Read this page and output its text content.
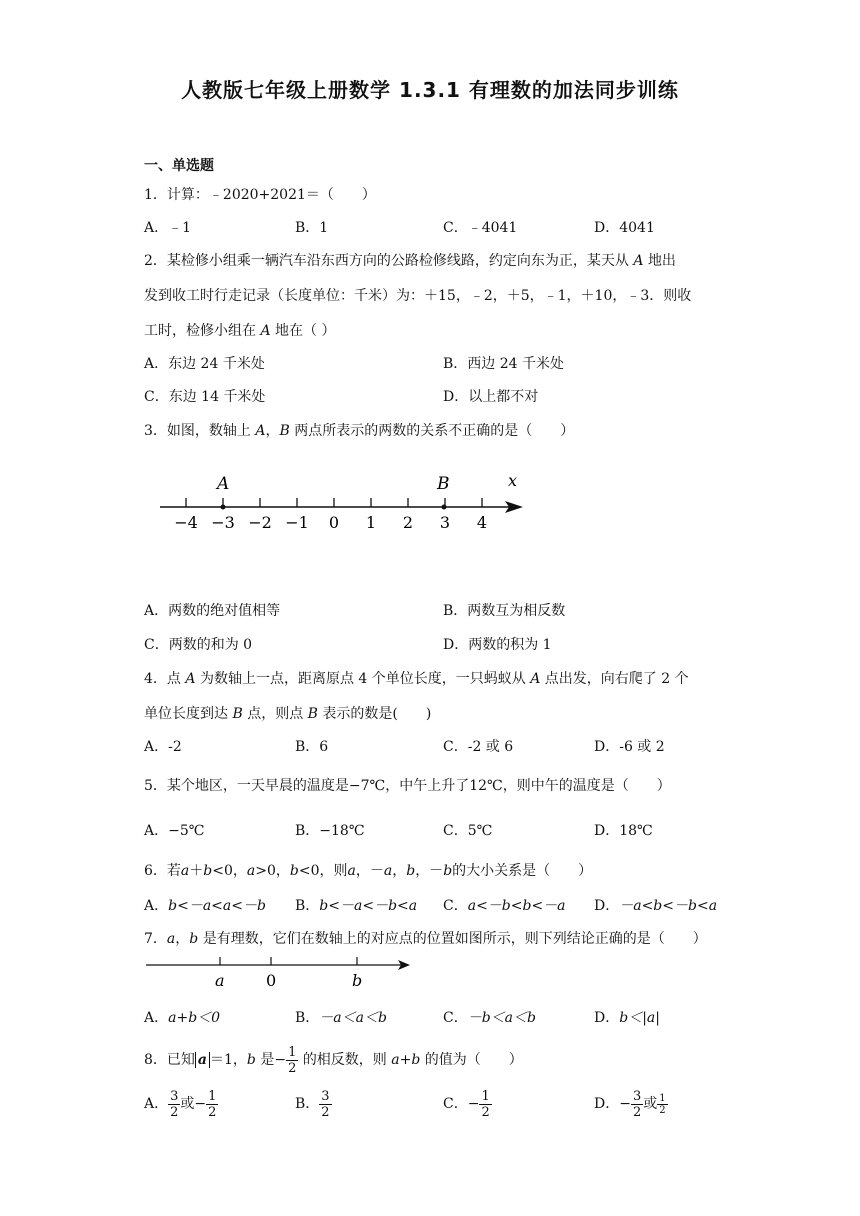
人教版七年级上册数学 1.3.1 有理数的加法同步训练
一、单选题
1．计算：﹣2020+2021＝（　　）
A．﹣1	B．1	C．﹣4041	D．4041
2．某检修小组乘一辆汽车沿东西方向的公路检修线路，约定向东为正，某天从 A 地出
发到收工时行走记录（长度单位：千米）为：＋15，﹣2，＋5，﹣1，＋10，﹣3．则收
工时，检修小组在 A 地在（ ）
A．东边 24 千米处	B．西边 24 千米处
C．东边 14 千米处	D．以上都不对
3．如图，数轴上 A，B 两点所表示的两数的关系不正确的是（　　）
−4 −3 −2 −1 0 1 2 3 4
A	B	x
A．两数的绝对值相等	B．两数互为相反数
C．两数的和为 0	D．两数的积为 1
4．点 A 为数轴上一点，距离原点 4 个单位长度，一只蚂蚁从 A 点出发，向右爬了 2 个
单位长度到达 B 点，则点 B 表示的数是(　　)
A．-2	B．6	C．-2 或 6	D．-6 或 2
5．某个地区，一天早晨的温度是−7℃，中午上升了12℃，则中午的温度是（　　）
A．−5℃	B．−18℃	C．5℃	D．18℃
6．若a＋b<0，a>0，b<0，则a，－a，b，－b的大小关系是（　　）
A．b<－a<a<－b B．b<－a<－b<a C．a<－b<b<－a D．－a<b<－b<a
7．a，b 是有理数，它们在数轴上的对应点的位置如图所示，则下列结论正确的是（　　）
a	0	b
A．a+b＜0	B．－a＜a＜b	C．－b＜a＜b	D．b＜|a|
8．已知 a ＝1，b 是− $\frac{1}{2}$ 的相反数，则 a+b 的值为（　　）
A． $\frac{3}{2}$ 或− $\frac{1}{2}$	B． $\frac{3}{2}$	C．− $\frac{1}{2}$	D．− $\frac{3}{2}$ 或 $\frac{1}{2}$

• **Exercise task**:
Without the pictures, write out every entry precisely as it appears.

• **Reply**:
Read this page and output its text content.
人教版七年级上册数学 1.3.1 有理数的加法同步训练
一、单选题
1．计算：﹣2020+2021＝（　　）
A．﹣1	B．1	C．﹣4041	D．4041
2．某检修小组乘一辆汽车沿东西方向的公路检修线路，约定向东为正，某天从 A 地出
发到收工时行走记录（长度单位：千米）为：＋15，﹣2，＋5，﹣1，＋10，﹣3．则收
工时，检修小组在 A 地在（ ）
A．东边 24 千米处	B．西边 24 千米处
C．东边 14 千米处	D．以上都不对
3．如图，数轴上 A，B 两点所表示的两数的关系不正确的是（　　）
−4 −3 −2 −1 0 1 2 3 4
A	B	x
A．两数的绝对值相等	B．两数互为相反数
C．两数的和为 0	D．两数的积为 1
4．点 A 为数轴上一点，距离原点 4 个单位长度，一只蚂蚁从 A 点出发，向右爬了 2 个
单位长度到达 B 点，则点 B 表示的数是(　　)
A．-2	B．6	C．-2 或 6	D．-6 或 2
5．某个地区，一天早晨的温度是−7℃，中午上升了12℃，则中午的温度是（　　）
A．−5℃	B．−18℃	C．5℃	D．18℃
6．若a＋b<0，a>0，b<0，则a，－a，b，－b的大小关系是（　　）
A．b<－a<a<－b B．b<－a<－b<a C．a<－b<b<－a D．－a<b<－b<a
7．a，b 是有理数，它们在数轴上的对应点的位置如图所示，则下列结论正确的是（　　）
a	0	b
A．a+b＜0	B．－a＜a＜b	C．－b＜a＜b	D．b＜|a|
8．已知 a ＝1，b 是− $\frac{1}{2}$ 的相反数，则 a+b 的值为（　　）
A． $\frac{3}{2}$ 或− $\frac{1}{2}$	B． $\frac{3}{2}$	C．− $\frac{1}{2}$	D．− $\frac{3}{2}$ 或 $\frac{1}{2}$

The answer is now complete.